* **Passage provided**
## begin
MergeCsv.psm1

#requires -version 3


<#
.SYNOPSIS
Merges an arbitrary amount of CSV files or PowerShell objects based on an ID column or
several combined ID columns. Works on custom PowerShell objects with the InputObject parameter.
 
.DESCRIPTION
Slapping parentheses around Import-Csv like, say, "-InputObject (ipcsv csvfile.csv), $objectHere"
is good for a mix of objects and CSV files.
 
PowerShell version 3 or higher is needed.
 
Copyright Joakim Borger Svendsen (C) 2014-2017
All rights reserved.
Svendsen Tech
 
MIT license.
## end
(Element-and-box listings)
## begin
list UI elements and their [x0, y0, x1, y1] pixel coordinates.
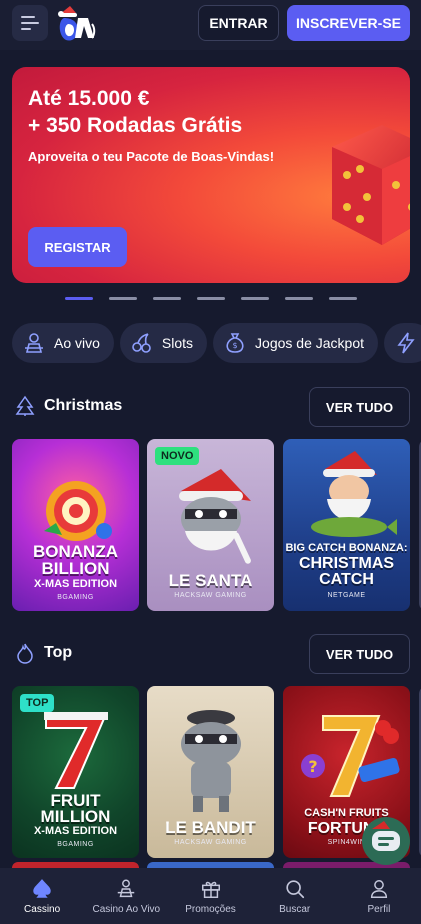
game-artwork: ?	[301, 715, 400, 797]
top-header: ENTRAR INSCREVER-SE	[0, 0, 421, 50]
carousel-dot[interactable]	[65, 297, 93, 300]
menu-line	[21, 16, 35, 18]
bottom-navigation: Cassino Casino Ao Vivo Promoções Buscar …	[0, 868, 421, 924]
game-card[interactable]: BONANZA BILLION X-MAS EDITION BGAMING	[12, 439, 139, 611]
carousel-dot[interactable]	[285, 297, 313, 300]
svg-text:?: ?	[308, 757, 317, 776]
lightning-icon	[397, 332, 415, 354]
game-provider: BGAMING	[57, 841, 94, 848]
chip-live[interactable]: Ao vivo	[12, 323, 114, 363]
nav-casino[interactable]: Cassino	[0, 868, 84, 924]
fire-icon	[17, 643, 33, 664]
carousel-dot[interactable]	[153, 297, 181, 300]
chip-label: Slots	[161, 335, 194, 351]
view-all-button[interactable]: VER TUDO	[309, 387, 410, 427]
menu-line	[21, 28, 31, 30]
svg-text:$: $	[233, 341, 238, 350]
christmas-tree-icon	[15, 395, 35, 416]
dice-illustration	[332, 125, 410, 245]
chip-label: Jogos de Jackpot	[255, 335, 365, 351]
nav-label: Perfil	[367, 903, 391, 915]
new-badge: NOVO	[155, 447, 200, 465]
signup-button[interactable]: INSCREVER-SE	[287, 5, 410, 41]
game-title: BONANZA	[33, 542, 118, 561]
nav-search[interactable]: Buscar	[253, 868, 337, 924]
search-icon	[286, 879, 304, 898]
banner-title-line-2: + 350 Rodadas Grátis	[28, 114, 243, 137]
section-title: Top	[44, 644, 73, 661]
section-header-top: Top VER TUDO	[14, 634, 410, 674]
game-provider: HACKSAW GAMING	[174, 592, 247, 599]
carousel-dot[interactable]	[109, 297, 137, 300]
hamburger-menu-button[interactable]	[12, 5, 48, 41]
game-card[interactable]: TOP FRUIT MILLION X-MAS EDITION BGAMING	[12, 686, 139, 858]
chip-more[interactable]	[384, 323, 421, 363]
live-dealer-icon	[25, 333, 43, 353]
game-card[interactable]: BIG CATCH BONANZA: CHRISTMAS CATCH NETGA…	[283, 439, 410, 611]
spade-icon	[33, 878, 51, 898]
game-provider: NETGAME	[327, 592, 366, 599]
section-header-christmas: Christmas VER TUDO	[14, 387, 410, 427]
menu-line	[21, 22, 39, 24]
register-button[interactable]: REGISTAR	[28, 227, 127, 267]
money-bag-icon: $	[226, 333, 244, 353]
chat-icon	[372, 821, 400, 851]
gift-icon	[201, 881, 220, 898]
user-icon	[370, 879, 387, 898]
banner-subtitle: Aproveita o teu Pacote de Boas-Vindas!	[28, 149, 275, 164]
nav-promotions[interactable]: Promoções	[168, 868, 252, 924]
chip-slots[interactable]: Slots	[119, 323, 208, 363]
game-title: BILLION	[41, 559, 110, 578]
game-title: LE BANDIT	[165, 818, 256, 837]
game-artwork	[44, 481, 112, 541]
view-all-button[interactable]: VER TUDO	[309, 634, 410, 674]
game-provider: HACKSAW GAMING	[174, 839, 247, 846]
cherry-icon	[132, 333, 151, 353]
chip-jackpot[interactable]: $ Jogos de Jackpot	[213, 323, 379, 363]
game-subtitle: X-MAS EDITION	[33, 578, 118, 590]
banner-title: Até 15.000 € + 350 Rodadas Grátis	[28, 85, 288, 139]
chat-button[interactable]	[362, 817, 410, 865]
game-subtitle: X-MAS EDITION	[33, 825, 118, 837]
nav-label: Promoções	[185, 903, 236, 915]
nav-label: Cassino	[24, 903, 61, 915]
promo-banner[interactable]: Até 15.000 € + 350 Rodadas Grátis Aprove…	[12, 67, 410, 283]
carousel-dot[interactable]	[329, 297, 357, 300]
nav-profile[interactable]: Perfil	[337, 868, 421, 924]
dealer-icon	[118, 879, 135, 897]
game-title: BIG CATCH BONANZA:	[285, 542, 408, 554]
category-chips: Ao vivo Slots $ Jogos de Jackpot	[12, 323, 421, 363]
game-title: MILLION	[40, 807, 111, 826]
game-provider: BGAMING	[57, 594, 94, 601]
game-artwork	[311, 451, 397, 537]
game-row-top: TOP FRUIT MILLION X-MAS EDITION BGAMING …	[12, 686, 421, 858]
nav-label: Buscar	[279, 903, 311, 915]
game-artwork	[179, 469, 251, 564]
nav-live-casino[interactable]: Casino Ao Vivo	[84, 868, 168, 924]
section-title: Christmas	[44, 397, 123, 414]
top-badge: TOP	[20, 694, 55, 712]
carousel-dots	[65, 297, 365, 301]
chip-label: Ao vivo	[54, 335, 100, 351]
game-artwork	[181, 710, 241, 812]
game-title: CATCH	[319, 571, 374, 588]
game-card[interactable]: LE BANDIT HACKSAW GAMING	[147, 686, 274, 858]
game-card[interactable]: NOVO LE SANTA HACKSAW GAMING	[147, 439, 274, 611]
login-button[interactable]: ENTRAR	[198, 5, 279, 41]
game-artwork	[44, 712, 108, 789]
carousel-dot[interactable]	[241, 297, 269, 300]
game-title: CHRISTMAS	[298, 555, 395, 572]
banner-title-line-1: Até 15.000 €	[28, 87, 150, 110]
nav-label: Casino Ao Vivo	[92, 903, 161, 915]
game-title: LE SANTA	[168, 571, 253, 590]
brand-logo[interactable]	[54, 4, 98, 44]
game-row-christmas: BONANZA BILLION X-MAS EDITION BGAMING NO…	[12, 439, 421, 611]
carousel-dot[interactable]	[197, 297, 225, 300]
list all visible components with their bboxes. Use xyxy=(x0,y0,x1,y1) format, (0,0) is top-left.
## end
* **Task set**
A: In the MergeCsv module header, list every nonblank line that comes after the sentence "PowerShell version 3 or higher is needed."
B: Carry the MergeCsv module header on from its final line.

* **Answers provided**
A:
Copyright Joakim Borger Svendsen (C) 2014-2017
All rights reserved.
Svendsen Tech
MIT license.

B:
Online documentation:
http://www.powershelladmin.com/wiki/Merge_CSV_files_or_PSObjects_in_PowerShell
 
GitHub:
https://github.com/EliteLoser/MergeCsv/
 
The PowerShell Gallery:
https://www.powershellgallery.com/packages/MergeCsv/
 
.PARAMETER Identity
Shared ID property/header (multiple supported).
 
.PARAMETER Path
CSV files to process.
 
.PARAMETER InputObject
Custom PowerShell objects to process.
 
.PARAMETER Delimiter
Optional delimiter that's used if you pass file paths (default is a comma).
 
.PARAMETER Separator
Optional multi-ID column string separator (default "#Merge-Csv-Separator#").
 
.PARAMETER AllowDuplicates
Allow and aggregate duplicate entries (IDs) in the order they occur.
 
.PARAMETER IncludeAliasProperty
Include alias properties in addition to note properties.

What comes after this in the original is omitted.